YOUR OBJECTIVE: Work through the material below and count the lines holding the word "this"; give that count and nothing more.

■ ■ ■ ■ ■ ■ ■

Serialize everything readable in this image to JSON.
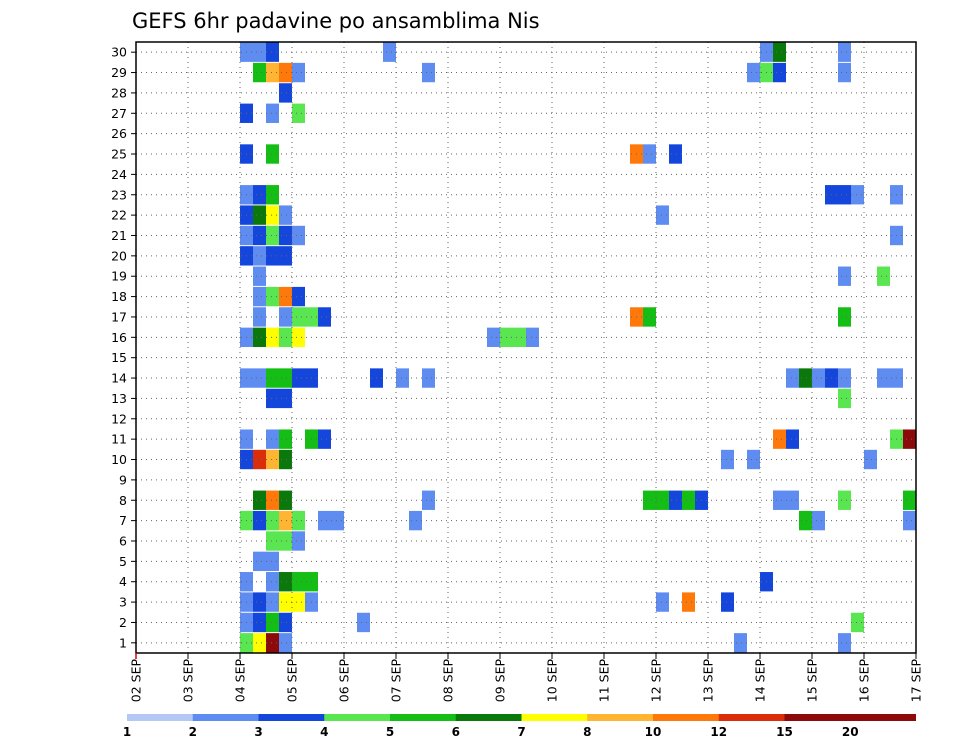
{
  "chart_data": {
    "type": "heatmap",
    "title": "GEFS 6hr padavine po ansamblima Nis",
    "y_tick_labels": [
      "1",
      "2",
      "3",
      "4",
      "5",
      "6",
      "7",
      "8",
      "9",
      "10",
      "11",
      "12",
      "13",
      "14",
      "15",
      "16",
      "17",
      "18",
      "19",
      "20",
      "21",
      "22",
      "23",
      "24",
      "25",
      "26",
      "27",
      "28",
      "29",
      "30"
    ],
    "x_tick_labels": [
      "02 SEP",
      "03 SEP",
      "04 SEP",
      "05 SEP",
      "06 SEP",
      "07 SEP",
      "08 SEP",
      "09 SEP",
      "10 SEP",
      "11 SEP",
      "12 SEP",
      "13 SEP",
      "14 SEP",
      "15 SEP",
      "16 SEP",
      "17 SEP"
    ],
    "colorbar": {
      "labels": [
        "1",
        "2",
        "3",
        "4",
        "5",
        "6",
        "7",
        "8",
        "10",
        "12",
        "15",
        "20"
      ],
      "colors": [
        "#b4c8f5",
        "#5f8cf0",
        "#1446dc",
        "#5ae650",
        "#14be14",
        "#0a780a",
        "#ffff00",
        "#ffb432",
        "#ff780a",
        "#dc2d0a",
        "#8c0a0a"
      ]
    },
    "grid": "dotted",
    "cells": [
      {
        "m": 30,
        "s": [
          [
            4.0,
            0.25,
            1
          ],
          [
            4.25,
            0.25,
            1
          ],
          [
            4.5,
            0.25,
            2
          ],
          [
            6.75,
            0.25,
            1
          ],
          [
            14.0,
            0.25,
            1
          ],
          [
            14.25,
            0.25,
            5
          ],
          [
            15.5,
            0.25,
            1
          ]
        ]
      },
      {
        "m": 29,
        "s": [
          [
            4.25,
            0.25,
            4
          ],
          [
            4.5,
            0.25,
            7
          ],
          [
            4.75,
            0.25,
            8
          ],
          [
            5.0,
            0.25,
            1
          ],
          [
            7.5,
            0.25,
            1
          ],
          [
            13.75,
            0.25,
            1
          ],
          [
            14.0,
            0.25,
            3
          ],
          [
            14.25,
            0.25,
            2
          ],
          [
            15.5,
            0.25,
            1
          ]
        ]
      },
      {
        "m": 28,
        "s": [
          [
            4.75,
            0.25,
            2
          ]
        ]
      },
      {
        "m": 27,
        "s": [
          [
            4.0,
            0.25,
            2
          ],
          [
            4.5,
            0.25,
            1
          ],
          [
            5.0,
            0.25,
            3
          ]
        ]
      },
      {
        "m": 25,
        "s": [
          [
            4.0,
            0.25,
            2
          ],
          [
            4.5,
            0.25,
            4
          ],
          [
            11.5,
            0.25,
            8
          ],
          [
            11.75,
            0.25,
            1
          ],
          [
            12.25,
            0.25,
            2
          ]
        ]
      },
      {
        "m": 23,
        "s": [
          [
            4.0,
            0.25,
            1
          ],
          [
            4.25,
            0.25,
            2
          ],
          [
            4.5,
            0.25,
            4
          ],
          [
            15.25,
            0.5,
            2
          ],
          [
            15.75,
            0.25,
            1
          ],
          [
            16.5,
            0.25,
            1
          ]
        ]
      },
      {
        "m": 22,
        "s": [
          [
            4.0,
            0.25,
            2
          ],
          [
            4.25,
            0.25,
            5
          ],
          [
            4.5,
            0.25,
            6
          ],
          [
            4.75,
            0.25,
            1
          ],
          [
            12.0,
            0.25,
            1
          ]
        ]
      },
      {
        "m": 21,
        "s": [
          [
            4.0,
            0.25,
            1
          ],
          [
            4.25,
            0.25,
            2
          ],
          [
            4.5,
            0.25,
            3
          ],
          [
            4.75,
            0.25,
            2
          ],
          [
            5.0,
            0.25,
            1
          ],
          [
            16.5,
            0.25,
            1
          ]
        ]
      },
      {
        "m": 20,
        "s": [
          [
            4.0,
            0.25,
            2
          ],
          [
            4.25,
            0.25,
            1
          ],
          [
            4.5,
            0.5,
            2
          ]
        ]
      },
      {
        "m": 19,
        "s": [
          [
            4.25,
            0.25,
            1
          ],
          [
            15.5,
            0.25,
            1
          ],
          [
            16.25,
            0.25,
            3
          ]
        ]
      },
      {
        "m": 18,
        "s": [
          [
            4.25,
            0.25,
            1
          ],
          [
            4.5,
            0.25,
            3
          ],
          [
            4.75,
            0.25,
            8
          ],
          [
            5.0,
            0.25,
            2
          ]
        ]
      },
      {
        "m": 17,
        "s": [
          [
            4.25,
            0.25,
            1
          ],
          [
            4.75,
            0.25,
            1
          ],
          [
            5.0,
            0.5,
            3
          ],
          [
            5.5,
            0.25,
            2
          ],
          [
            11.5,
            0.25,
            8
          ],
          [
            11.75,
            0.25,
            4
          ],
          [
            15.5,
            0.25,
            4
          ]
        ]
      },
      {
        "m": 16,
        "s": [
          [
            4.0,
            0.25,
            1
          ],
          [
            4.25,
            0.25,
            5
          ],
          [
            4.5,
            0.25,
            6
          ],
          [
            4.75,
            0.25,
            3
          ],
          [
            5.0,
            0.25,
            6
          ],
          [
            8.75,
            0.25,
            1
          ],
          [
            9.0,
            0.5,
            3
          ],
          [
            9.5,
            0.25,
            1
          ]
        ]
      },
      {
        "m": 14,
        "s": [
          [
            4.0,
            0.5,
            1
          ],
          [
            4.5,
            0.5,
            4
          ],
          [
            5.0,
            0.5,
            2
          ],
          [
            6.5,
            0.25,
            2
          ],
          [
            7.0,
            0.25,
            1
          ],
          [
            7.5,
            0.25,
            1
          ],
          [
            14.5,
            0.25,
            1
          ],
          [
            14.75,
            0.25,
            5
          ],
          [
            15.0,
            0.25,
            1
          ],
          [
            15.25,
            0.25,
            2
          ],
          [
            15.5,
            0.25,
            1
          ],
          [
            16.25,
            0.5,
            1
          ]
        ]
      },
      {
        "m": 13,
        "s": [
          [
            4.5,
            0.5,
            2
          ],
          [
            15.5,
            0.25,
            3
          ]
        ]
      },
      {
        "m": 11,
        "s": [
          [
            4.0,
            0.25,
            1
          ],
          [
            4.5,
            0.25,
            1
          ],
          [
            4.75,
            0.25,
            4
          ],
          [
            5.25,
            0.25,
            4
          ],
          [
            5.5,
            0.25,
            2
          ],
          [
            14.25,
            0.25,
            8
          ],
          [
            14.5,
            0.25,
            2
          ],
          [
            16.5,
            0.25,
            3
          ],
          [
            16.75,
            0.25,
            10
          ]
        ]
      },
      {
        "m": 10,
        "s": [
          [
            4.0,
            0.25,
            2
          ],
          [
            4.25,
            0.25,
            9
          ],
          [
            4.5,
            0.25,
            7
          ],
          [
            4.75,
            0.25,
            5
          ],
          [
            13.25,
            0.25,
            1
          ],
          [
            13.75,
            0.25,
            1
          ],
          [
            16.0,
            0.25,
            1
          ]
        ]
      },
      {
        "m": 8,
        "s": [
          [
            4.25,
            0.25,
            5
          ],
          [
            4.5,
            0.25,
            8
          ],
          [
            4.75,
            0.25,
            5
          ],
          [
            7.5,
            0.25,
            1
          ],
          [
            11.75,
            0.5,
            4
          ],
          [
            12.25,
            0.25,
            2
          ],
          [
            12.5,
            0.25,
            4
          ],
          [
            12.75,
            0.25,
            2
          ],
          [
            14.25,
            0.5,
            1
          ],
          [
            15.5,
            0.25,
            3
          ],
          [
            16.75,
            0.25,
            4
          ]
        ]
      },
      {
        "m": 7,
        "s": [
          [
            4.0,
            0.25,
            3
          ],
          [
            4.25,
            0.25,
            2
          ],
          [
            4.5,
            0.25,
            3
          ],
          [
            4.75,
            0.25,
            7
          ],
          [
            5.0,
            0.25,
            3
          ],
          [
            5.5,
            0.5,
            1
          ],
          [
            7.25,
            0.25,
            1
          ],
          [
            14.75,
            0.25,
            4
          ],
          [
            15.0,
            0.25,
            1
          ],
          [
            16.75,
            0.25,
            1
          ]
        ]
      },
      {
        "m": 6,
        "s": [
          [
            4.5,
            0.5,
            3
          ],
          [
            5.0,
            0.25,
            1
          ]
        ]
      },
      {
        "m": 5,
        "s": [
          [
            4.25,
            0.5,
            1
          ]
        ]
      },
      {
        "m": 4,
        "s": [
          [
            4.0,
            0.25,
            1
          ],
          [
            4.5,
            0.25,
            1
          ],
          [
            4.75,
            0.25,
            5
          ],
          [
            5.0,
            0.5,
            4
          ],
          [
            14.0,
            0.25,
            2
          ]
        ]
      },
      {
        "m": 3,
        "s": [
          [
            4.0,
            0.25,
            1
          ],
          [
            4.25,
            0.25,
            2
          ],
          [
            4.5,
            0.25,
            1
          ],
          [
            4.75,
            0.5,
            6
          ],
          [
            5.25,
            0.25,
            1
          ],
          [
            12.0,
            0.25,
            1
          ],
          [
            12.5,
            0.25,
            8
          ],
          [
            13.25,
            0.25,
            2
          ]
        ]
      },
      {
        "m": 2,
        "s": [
          [
            4.0,
            0.25,
            1
          ],
          [
            4.25,
            0.25,
            2
          ],
          [
            4.5,
            0.25,
            4
          ],
          [
            4.75,
            0.25,
            2
          ],
          [
            6.25,
            0.25,
            1
          ],
          [
            15.75,
            0.25,
            3
          ]
        ]
      },
      {
        "m": 1,
        "s": [
          [
            4.0,
            0.25,
            3
          ],
          [
            4.25,
            0.25,
            6
          ],
          [
            4.5,
            0.25,
            10
          ],
          [
            4.75,
            0.25,
            1
          ],
          [
            13.5,
            0.25,
            1
          ],
          [
            15.5,
            0.25,
            1
          ]
        ]
      }
    ]
  }
}
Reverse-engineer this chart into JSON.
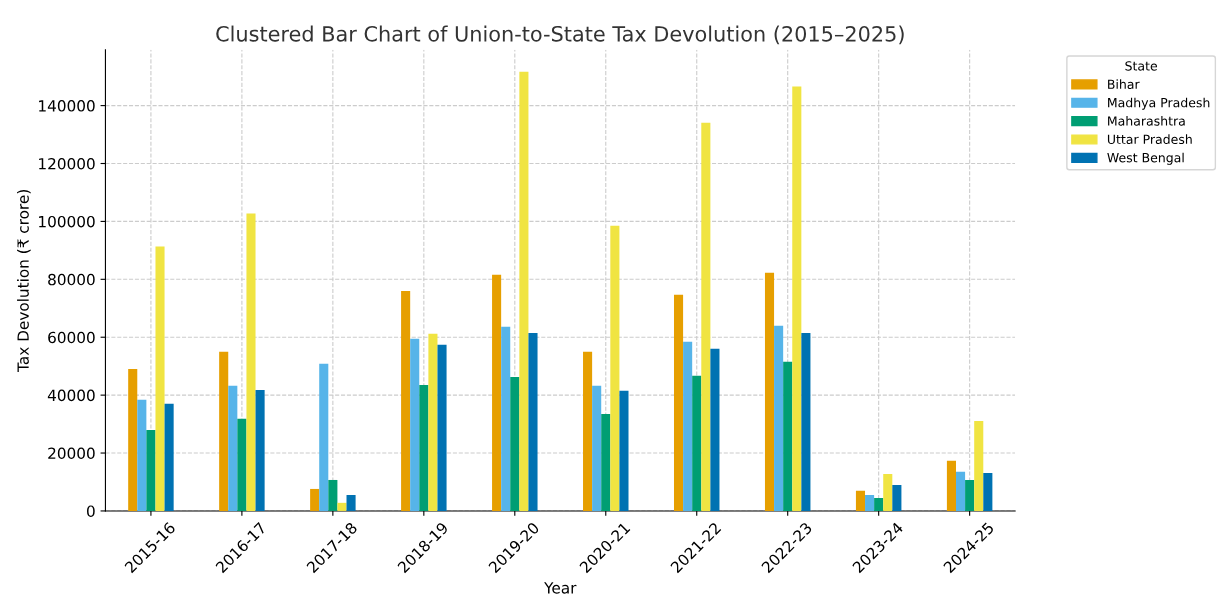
{
  "chart_data": {
    "type": "bar",
    "title": "Clustered Bar Chart of Union-to-State Tax Devolution (2015–2025)",
    "xlabel": "Year",
    "ylabel": "Tax Devolution (₹ crore)",
    "legend_title": "State",
    "categories": [
      "2015-16",
      "2016-17",
      "2017-18",
      "2018-19",
      "2019-20",
      "2020-21",
      "2021-22",
      "2022-23",
      "2023-24",
      "2024-25"
    ],
    "series": [
      {
        "name": "Bihar",
        "color": "#e69f00",
        "values": [
          49000,
          55000,
          7600,
          76000,
          81600,
          55000,
          74700,
          82300,
          7000,
          17300
        ]
      },
      {
        "name": "Madhya Pradesh",
        "color": "#56b4e9",
        "values": [
          38400,
          43200,
          50800,
          59500,
          63600,
          43200,
          58400,
          64000,
          5500,
          13500
        ]
      },
      {
        "name": "Maharashtra",
        "color": "#009e73",
        "values": [
          28000,
          31800,
          10700,
          43500,
          46300,
          33500,
          46700,
          51500,
          4500,
          10700
        ]
      },
      {
        "name": "Uttar Pradesh",
        "color": "#f0e442",
        "values": [
          91300,
          102700,
          2800,
          61200,
          151700,
          98500,
          134100,
          146600,
          12800,
          31100
        ]
      },
      {
        "name": "West Bengal",
        "color": "#0072b2",
        "values": [
          37000,
          41800,
          5500,
          57400,
          61500,
          41500,
          56000,
          61500,
          9000,
          13100
        ]
      }
    ],
    "ylim": [
      0,
      159300
    ],
    "yticks": [
      0,
      20000,
      40000,
      60000,
      80000,
      100000,
      120000,
      140000
    ],
    "grid": true,
    "legend": "top right"
  }
}
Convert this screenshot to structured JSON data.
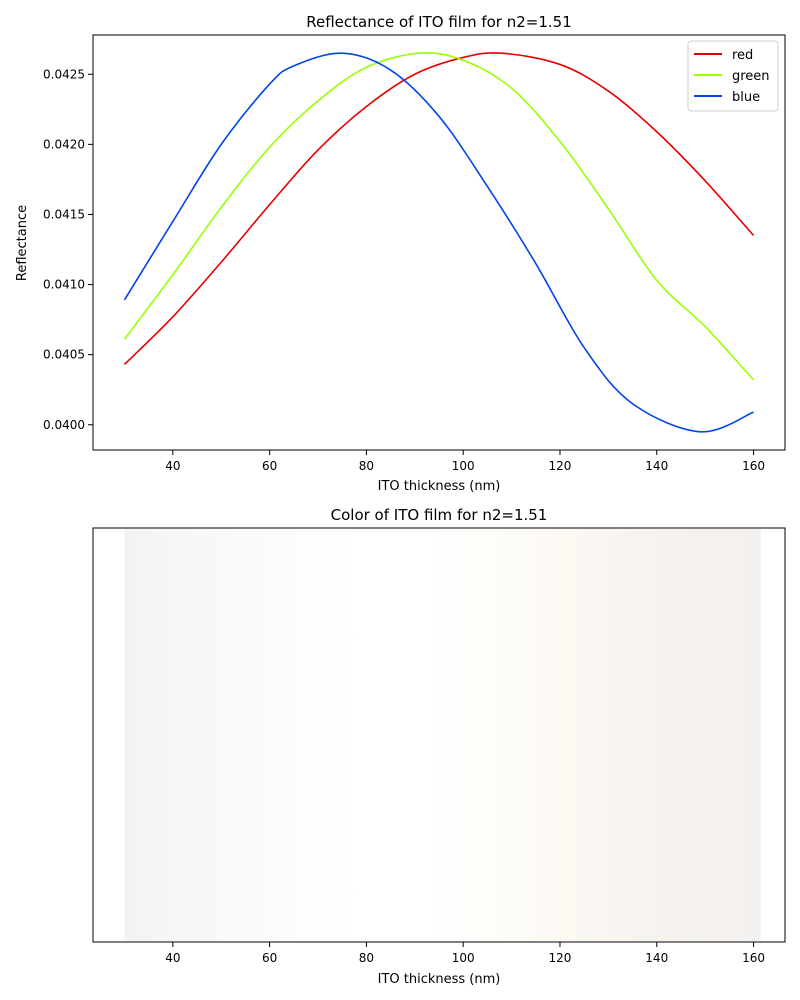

■ ■ ■ ■ ■ ■ ■

FINISHED EXERCISE: 3